Required task — Every line of the material is to be repeated exactly as it stands.

Source records —
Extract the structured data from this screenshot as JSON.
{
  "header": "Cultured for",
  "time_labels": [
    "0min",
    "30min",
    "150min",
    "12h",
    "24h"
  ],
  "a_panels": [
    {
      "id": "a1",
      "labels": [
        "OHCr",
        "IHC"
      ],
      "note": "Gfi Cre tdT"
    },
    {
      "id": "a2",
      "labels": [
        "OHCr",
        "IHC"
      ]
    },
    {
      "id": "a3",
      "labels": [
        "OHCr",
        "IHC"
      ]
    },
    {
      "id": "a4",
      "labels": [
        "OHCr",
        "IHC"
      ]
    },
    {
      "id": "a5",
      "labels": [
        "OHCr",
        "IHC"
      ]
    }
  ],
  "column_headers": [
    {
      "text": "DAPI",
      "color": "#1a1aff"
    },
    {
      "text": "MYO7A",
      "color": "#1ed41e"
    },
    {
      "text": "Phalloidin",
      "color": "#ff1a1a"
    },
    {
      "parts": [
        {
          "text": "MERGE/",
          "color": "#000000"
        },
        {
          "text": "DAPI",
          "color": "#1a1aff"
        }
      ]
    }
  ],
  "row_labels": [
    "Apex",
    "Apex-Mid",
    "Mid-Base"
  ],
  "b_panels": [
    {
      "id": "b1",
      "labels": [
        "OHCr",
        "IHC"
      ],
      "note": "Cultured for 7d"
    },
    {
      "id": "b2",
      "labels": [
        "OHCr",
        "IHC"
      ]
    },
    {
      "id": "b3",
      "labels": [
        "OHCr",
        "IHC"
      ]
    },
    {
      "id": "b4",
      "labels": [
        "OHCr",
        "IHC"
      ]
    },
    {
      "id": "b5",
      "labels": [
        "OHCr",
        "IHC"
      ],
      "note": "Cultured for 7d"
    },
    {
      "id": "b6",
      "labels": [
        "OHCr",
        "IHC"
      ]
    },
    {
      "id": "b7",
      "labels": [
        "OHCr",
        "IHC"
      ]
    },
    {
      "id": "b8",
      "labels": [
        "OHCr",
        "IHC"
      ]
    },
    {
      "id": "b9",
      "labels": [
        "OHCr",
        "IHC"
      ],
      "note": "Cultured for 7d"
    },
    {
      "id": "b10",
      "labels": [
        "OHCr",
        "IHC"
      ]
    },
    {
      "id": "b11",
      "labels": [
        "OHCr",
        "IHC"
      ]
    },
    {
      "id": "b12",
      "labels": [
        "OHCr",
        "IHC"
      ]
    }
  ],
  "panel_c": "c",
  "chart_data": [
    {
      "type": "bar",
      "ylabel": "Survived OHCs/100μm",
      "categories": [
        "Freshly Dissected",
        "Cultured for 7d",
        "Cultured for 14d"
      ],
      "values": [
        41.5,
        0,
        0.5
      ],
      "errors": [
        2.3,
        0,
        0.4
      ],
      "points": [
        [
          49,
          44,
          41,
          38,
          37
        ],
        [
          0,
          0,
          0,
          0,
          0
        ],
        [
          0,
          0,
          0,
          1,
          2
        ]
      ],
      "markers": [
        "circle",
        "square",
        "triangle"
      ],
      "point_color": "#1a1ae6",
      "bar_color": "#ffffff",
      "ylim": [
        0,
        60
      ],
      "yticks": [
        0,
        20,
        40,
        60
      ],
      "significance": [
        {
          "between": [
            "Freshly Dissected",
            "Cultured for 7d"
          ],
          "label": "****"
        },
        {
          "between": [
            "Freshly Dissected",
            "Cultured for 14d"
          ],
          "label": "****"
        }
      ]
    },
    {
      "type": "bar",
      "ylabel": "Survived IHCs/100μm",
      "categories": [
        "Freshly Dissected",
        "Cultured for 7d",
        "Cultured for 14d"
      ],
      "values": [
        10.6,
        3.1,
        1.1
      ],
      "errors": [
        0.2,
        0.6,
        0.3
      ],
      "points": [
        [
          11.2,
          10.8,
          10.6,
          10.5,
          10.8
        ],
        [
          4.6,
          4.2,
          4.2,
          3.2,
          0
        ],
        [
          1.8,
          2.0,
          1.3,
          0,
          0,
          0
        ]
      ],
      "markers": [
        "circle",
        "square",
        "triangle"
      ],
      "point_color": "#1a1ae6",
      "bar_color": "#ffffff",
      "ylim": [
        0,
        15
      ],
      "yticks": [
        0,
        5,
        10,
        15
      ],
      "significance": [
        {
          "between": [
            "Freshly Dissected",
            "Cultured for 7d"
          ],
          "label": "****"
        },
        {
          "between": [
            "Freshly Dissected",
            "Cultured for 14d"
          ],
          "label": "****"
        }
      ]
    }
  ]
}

Answer to the task —
Extract the structured data from this screenshot as JSON.
{
  "header": "Cultured for",
  "time_labels": [
    "0min",
    "30min",
    "150min",
    "12h",
    "24h"
  ],
  "a_panels": [
    {
      "id": "a1",
      "labels": [
        "OHCr",
        "IHC"
      ],
      "note": "Gfi Cre tdT"
    },
    {
      "id": "a2",
      "labels": [
        "OHCr",
        "IHC"
      ]
    },
    {
      "id": "a3",
      "labels": [
        "OHCr",
        "IHC"
      ]
    },
    {
      "id": "a4",
      "labels": [
        "OHCr",
        "IHC"
      ]
    },
    {
      "id": "a5",
      "labels": [
        "OHCr",
        "IHC"
      ]
    }
  ],
  "column_headers": [
    {
      "text": "DAPI",
      "color": "#1a1aff"
    },
    {
      "text": "MYO7A",
      "color": "#1ed41e"
    },
    {
      "text": "Phalloidin",
      "color": "#ff1a1a"
    },
    {
      "parts": [
        {
          "text": "MERGE/",
          "color": "#000000"
        },
        {
          "text": "DAPI",
          "color": "#1a1aff"
        }
      ]
    }
  ],
  "row_labels": [
    "Apex",
    "Apex-Mid",
    "Mid-Base"
  ],
  "b_panels": [
    {
      "id": "b1",
      "labels": [
        "OHCr",
        "IHC"
      ],
      "note": "Cultured for 7d"
    },
    {
      "id": "b2",
      "labels": [
        "OHCr",
        "IHC"
      ]
    },
    {
      "id": "b3",
      "labels": [
        "OHCr",
        "IHC"
      ]
    },
    {
      "id": "b4",
      "labels": [
        "OHCr",
        "IHC"
      ]
    },
    {
      "id": "b5",
      "labels": [
        "OHCr",
        "IHC"
      ],
      "note": "Cultured for 7d"
    },
    {
      "id": "b6",
      "labels": [
        "OHCr",
        "IHC"
      ]
    },
    {
      "id": "b7",
      "labels": [
        "OHCr",
        "IHC"
      ]
    },
    {
      "id": "b8",
      "labels": [
        "OHCr",
        "IHC"
      ]
    },
    {
      "id": "b9",
      "labels": [
        "OHCr",
        "IHC"
      ],
      "note": "Cultured for 7d"
    },
    {
      "id": "b10",
      "labels": [
        "OHCr",
        "IHC"
      ]
    },
    {
      "id": "b11",
      "labels": [
        "OHCr",
        "IHC"
      ]
    },
    {
      "id": "b12",
      "labels": [
        "OHCr",
        "IHC"
      ]
    }
  ],
  "panel_c": "c",
  "chart_data": [
    {
      "type": "bar",
      "ylabel": "Survived OHCs/100μm",
      "categories": [
        "Freshly Dissected",
        "Cultured for 7d",
        "Cultured for 14d"
      ],
      "values": [
        41.5,
        0,
        0.5
      ],
      "errors": [
        2.3,
        0,
        0.4
      ],
      "points": [
        [
          49,
          44,
          41,
          38,
          37
        ],
        [
          0,
          0,
          0,
          0,
          0
        ],
        [
          0,
          0,
          0,
          1,
          2
        ]
      ],
      "markers": [
        "circle",
        "square",
        "triangle"
      ],
      "point_color": "#1a1ae6",
      "bar_color": "#ffffff",
      "ylim": [
        0,
        60
      ],
      "yticks": [
        0,
        20,
        40,
        60
      ],
      "significance": [
        {
          "between": [
            "Freshly Dissected",
            "Cultured for 7d"
          ],
          "label": "****"
        },
        {
          "between": [
            "Freshly Dissected",
            "Cultured for 14d"
          ],
          "label": "****"
        }
      ]
    },
    {
      "type": "bar",
      "ylabel": "Survived IHCs/100μm",
      "categories": [
        "Freshly Dissected",
        "Cultured for 7d",
        "Cultured for 14d"
      ],
      "values": [
        10.6,
        3.1,
        1.1
      ],
      "errors": [
        0.2,
        0.6,
        0.3
      ],
      "points": [
        [
          11.2,
          10.8,
          10.6,
          10.5,
          10.8
        ],
        [
          4.6,
          4.2,
          4.2,
          3.2,
          0
        ],
        [
          1.8,
          2.0,
          1.3,
          0,
          0,
          0
        ]
      ],
      "markers": [
        "circle",
        "square",
        "triangle"
      ],
      "point_color": "#1a1ae6",
      "bar_color": "#ffffff",
      "ylim": [
        0,
        15
      ],
      "yticks": [
        0,
        5,
        10,
        15
      ],
      "significance": [
        {
          "between": [
            "Freshly Dissected",
            "Cultured for 7d"
          ],
          "label": "****"
        },
        {
          "between": [
            "Freshly Dissected",
            "Cultured for 14d"
          ],
          "label": "****"
        }
      ]
    }
  ]
}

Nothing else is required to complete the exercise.